Begin

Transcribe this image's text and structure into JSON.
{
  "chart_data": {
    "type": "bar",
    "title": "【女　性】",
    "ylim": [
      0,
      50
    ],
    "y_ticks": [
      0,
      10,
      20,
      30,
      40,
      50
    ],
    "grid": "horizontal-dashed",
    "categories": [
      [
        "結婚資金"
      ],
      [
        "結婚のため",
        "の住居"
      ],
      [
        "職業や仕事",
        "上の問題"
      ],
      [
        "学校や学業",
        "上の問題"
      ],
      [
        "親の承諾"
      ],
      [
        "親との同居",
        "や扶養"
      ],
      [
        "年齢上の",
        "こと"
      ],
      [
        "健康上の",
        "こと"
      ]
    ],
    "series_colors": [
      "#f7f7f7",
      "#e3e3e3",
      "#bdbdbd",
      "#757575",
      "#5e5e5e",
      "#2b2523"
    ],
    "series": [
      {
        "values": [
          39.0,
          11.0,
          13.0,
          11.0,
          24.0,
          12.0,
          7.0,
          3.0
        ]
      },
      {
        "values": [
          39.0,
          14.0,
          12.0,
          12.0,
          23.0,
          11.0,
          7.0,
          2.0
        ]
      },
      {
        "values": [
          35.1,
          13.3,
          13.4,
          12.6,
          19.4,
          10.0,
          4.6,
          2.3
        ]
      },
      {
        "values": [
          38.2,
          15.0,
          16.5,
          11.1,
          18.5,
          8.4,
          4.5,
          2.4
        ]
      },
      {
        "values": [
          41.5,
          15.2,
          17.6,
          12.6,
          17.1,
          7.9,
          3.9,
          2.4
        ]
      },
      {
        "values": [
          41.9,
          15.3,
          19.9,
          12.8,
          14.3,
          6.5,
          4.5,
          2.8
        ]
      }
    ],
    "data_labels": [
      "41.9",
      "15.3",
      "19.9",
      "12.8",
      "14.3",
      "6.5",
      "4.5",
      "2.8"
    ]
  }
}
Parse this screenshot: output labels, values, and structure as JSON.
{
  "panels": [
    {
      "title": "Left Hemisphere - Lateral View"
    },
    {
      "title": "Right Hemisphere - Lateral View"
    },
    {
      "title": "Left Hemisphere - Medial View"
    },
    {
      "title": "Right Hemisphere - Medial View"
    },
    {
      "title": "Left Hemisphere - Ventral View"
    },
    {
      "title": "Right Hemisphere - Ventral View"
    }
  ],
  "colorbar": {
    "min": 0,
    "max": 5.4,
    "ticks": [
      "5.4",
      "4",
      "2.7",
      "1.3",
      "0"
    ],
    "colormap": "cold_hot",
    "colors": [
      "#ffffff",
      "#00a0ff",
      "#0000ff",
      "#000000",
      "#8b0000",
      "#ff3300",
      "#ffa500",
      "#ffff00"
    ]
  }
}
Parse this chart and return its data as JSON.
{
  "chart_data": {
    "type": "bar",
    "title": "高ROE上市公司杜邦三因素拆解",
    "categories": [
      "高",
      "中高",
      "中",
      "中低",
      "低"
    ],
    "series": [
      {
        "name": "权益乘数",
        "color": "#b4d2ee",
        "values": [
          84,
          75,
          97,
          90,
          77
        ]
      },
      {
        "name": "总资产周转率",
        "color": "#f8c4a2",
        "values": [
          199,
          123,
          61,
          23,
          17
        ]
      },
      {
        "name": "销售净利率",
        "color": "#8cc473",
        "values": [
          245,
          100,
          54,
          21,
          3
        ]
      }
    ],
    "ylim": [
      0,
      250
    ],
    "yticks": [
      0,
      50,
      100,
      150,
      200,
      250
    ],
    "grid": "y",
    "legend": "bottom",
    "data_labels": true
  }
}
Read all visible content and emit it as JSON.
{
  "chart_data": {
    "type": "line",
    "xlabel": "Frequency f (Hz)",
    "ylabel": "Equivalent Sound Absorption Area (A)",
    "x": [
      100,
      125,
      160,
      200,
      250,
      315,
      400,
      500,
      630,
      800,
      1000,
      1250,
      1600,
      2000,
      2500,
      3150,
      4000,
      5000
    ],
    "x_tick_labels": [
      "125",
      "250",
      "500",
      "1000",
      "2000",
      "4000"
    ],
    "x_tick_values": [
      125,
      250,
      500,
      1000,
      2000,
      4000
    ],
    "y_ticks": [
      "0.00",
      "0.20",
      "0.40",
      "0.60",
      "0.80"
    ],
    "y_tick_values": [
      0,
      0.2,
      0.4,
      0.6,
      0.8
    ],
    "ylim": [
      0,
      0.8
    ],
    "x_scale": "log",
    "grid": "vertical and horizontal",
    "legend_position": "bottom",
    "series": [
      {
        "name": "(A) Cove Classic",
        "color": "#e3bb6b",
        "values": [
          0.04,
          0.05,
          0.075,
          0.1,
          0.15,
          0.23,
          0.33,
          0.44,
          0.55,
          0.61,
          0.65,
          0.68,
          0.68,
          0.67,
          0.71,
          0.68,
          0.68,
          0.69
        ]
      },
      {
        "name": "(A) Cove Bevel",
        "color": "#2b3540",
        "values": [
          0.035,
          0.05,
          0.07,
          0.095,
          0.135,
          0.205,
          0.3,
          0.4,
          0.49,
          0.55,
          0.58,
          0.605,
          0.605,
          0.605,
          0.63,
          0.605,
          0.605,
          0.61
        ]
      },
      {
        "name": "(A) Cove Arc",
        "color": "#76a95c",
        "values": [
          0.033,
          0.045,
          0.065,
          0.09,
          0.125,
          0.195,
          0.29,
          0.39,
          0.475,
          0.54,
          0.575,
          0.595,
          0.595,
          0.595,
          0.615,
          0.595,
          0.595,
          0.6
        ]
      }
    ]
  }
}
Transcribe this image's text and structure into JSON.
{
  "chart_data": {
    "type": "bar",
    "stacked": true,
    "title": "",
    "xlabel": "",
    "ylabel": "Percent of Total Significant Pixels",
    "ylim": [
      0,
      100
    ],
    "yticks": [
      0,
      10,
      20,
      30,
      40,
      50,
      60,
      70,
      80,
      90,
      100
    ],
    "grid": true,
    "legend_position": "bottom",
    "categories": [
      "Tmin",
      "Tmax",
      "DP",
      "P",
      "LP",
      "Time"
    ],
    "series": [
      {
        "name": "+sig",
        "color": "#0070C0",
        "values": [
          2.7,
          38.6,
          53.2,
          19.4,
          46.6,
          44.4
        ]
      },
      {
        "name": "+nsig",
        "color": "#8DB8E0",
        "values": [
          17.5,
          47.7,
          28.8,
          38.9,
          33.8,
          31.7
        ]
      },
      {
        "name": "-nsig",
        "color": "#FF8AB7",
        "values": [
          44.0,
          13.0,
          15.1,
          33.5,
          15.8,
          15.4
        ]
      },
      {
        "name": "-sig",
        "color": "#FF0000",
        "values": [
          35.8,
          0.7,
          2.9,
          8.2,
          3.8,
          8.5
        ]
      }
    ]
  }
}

End

Find the lines containing "Hemisphere" and list every one of them.

      "title": "Left Hemisphere - Lateral View"
      "title": "Right Hemisphere - Lateral View"
      "title": "Left Hemisphere - Medial View"
      "title": "Right Hemisphere - Medial View"
      "title": "Left Hemisphere - Ventral View"
      "title": "Right Hemisphere - Ventral View"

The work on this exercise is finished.